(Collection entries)
________

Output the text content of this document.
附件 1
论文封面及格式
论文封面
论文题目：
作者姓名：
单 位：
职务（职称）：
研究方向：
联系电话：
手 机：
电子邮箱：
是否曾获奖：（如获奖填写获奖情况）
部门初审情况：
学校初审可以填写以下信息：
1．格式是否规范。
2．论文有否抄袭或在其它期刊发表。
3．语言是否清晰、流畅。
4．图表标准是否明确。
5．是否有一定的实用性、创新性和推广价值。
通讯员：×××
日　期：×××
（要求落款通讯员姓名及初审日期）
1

________

Instructions for the task: Recopy all the lines exactly as they appear.

Solution for this problem:
Output the text content of this document.
附件 1
论文封面及格式
论文封面
论文题目：
作者姓名：
单 位：
职务（职称）：
研究方向：
联系电话：
手 机：
电子邮箱：
是否曾获奖：（如获奖填写获奖情况）
部门初审情况：
学校初审可以填写以下信息：
1．格式是否规范。
2．论文有否抄袭或在其它期刊发表。
3．语言是否清晰、流畅。
4．图表标准是否明确。
5．是否有一定的实用性、创新性和推广价值。
通讯员：×××
日　期：×××
（要求落款通讯员姓名及初审日期）
1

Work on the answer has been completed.